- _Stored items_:

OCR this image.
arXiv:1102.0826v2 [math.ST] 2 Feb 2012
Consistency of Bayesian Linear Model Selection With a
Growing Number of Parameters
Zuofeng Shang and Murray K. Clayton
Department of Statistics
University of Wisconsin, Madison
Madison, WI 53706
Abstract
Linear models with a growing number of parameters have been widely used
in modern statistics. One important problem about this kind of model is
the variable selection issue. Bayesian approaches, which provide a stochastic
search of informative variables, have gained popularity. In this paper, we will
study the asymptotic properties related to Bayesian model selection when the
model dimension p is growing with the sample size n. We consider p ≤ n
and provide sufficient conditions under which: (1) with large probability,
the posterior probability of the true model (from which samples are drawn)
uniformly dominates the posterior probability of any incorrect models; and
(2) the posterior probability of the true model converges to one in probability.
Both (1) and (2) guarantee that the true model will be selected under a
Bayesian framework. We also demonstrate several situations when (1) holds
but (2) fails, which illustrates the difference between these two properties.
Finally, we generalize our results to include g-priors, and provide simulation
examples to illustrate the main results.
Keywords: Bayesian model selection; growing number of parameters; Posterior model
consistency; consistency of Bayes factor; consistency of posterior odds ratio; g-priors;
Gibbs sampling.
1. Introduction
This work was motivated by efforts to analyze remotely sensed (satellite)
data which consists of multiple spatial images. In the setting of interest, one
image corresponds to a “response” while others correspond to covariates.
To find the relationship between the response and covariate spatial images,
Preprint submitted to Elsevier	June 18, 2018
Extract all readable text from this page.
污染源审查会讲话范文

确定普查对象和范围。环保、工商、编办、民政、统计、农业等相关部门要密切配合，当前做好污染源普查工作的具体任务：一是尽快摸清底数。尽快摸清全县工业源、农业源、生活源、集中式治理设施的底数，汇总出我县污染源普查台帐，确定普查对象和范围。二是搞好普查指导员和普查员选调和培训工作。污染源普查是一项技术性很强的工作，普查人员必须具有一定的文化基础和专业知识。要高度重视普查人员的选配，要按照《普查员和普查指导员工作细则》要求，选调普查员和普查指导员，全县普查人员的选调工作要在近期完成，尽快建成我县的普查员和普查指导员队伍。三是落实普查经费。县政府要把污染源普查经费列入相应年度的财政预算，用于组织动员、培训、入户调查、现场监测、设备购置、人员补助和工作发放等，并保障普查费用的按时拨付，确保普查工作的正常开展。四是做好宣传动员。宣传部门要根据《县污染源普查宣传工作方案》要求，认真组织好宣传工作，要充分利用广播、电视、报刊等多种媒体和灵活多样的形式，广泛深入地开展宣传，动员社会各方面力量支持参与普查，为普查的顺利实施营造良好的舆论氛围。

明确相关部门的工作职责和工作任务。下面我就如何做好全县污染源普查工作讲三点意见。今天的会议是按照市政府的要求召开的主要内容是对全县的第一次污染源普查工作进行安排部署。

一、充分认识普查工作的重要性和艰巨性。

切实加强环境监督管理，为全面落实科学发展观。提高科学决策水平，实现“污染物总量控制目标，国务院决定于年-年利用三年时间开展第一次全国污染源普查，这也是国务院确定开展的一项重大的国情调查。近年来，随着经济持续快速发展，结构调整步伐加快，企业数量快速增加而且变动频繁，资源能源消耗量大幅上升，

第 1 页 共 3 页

- _TASK STATEMENT_: Copy each line above that contains the word "between".

- _RESULT OF THE EXERCISE_:
but (2) fails, which illustrates the difference between these two properties.
To find the relationship between the response and covariate spatial images,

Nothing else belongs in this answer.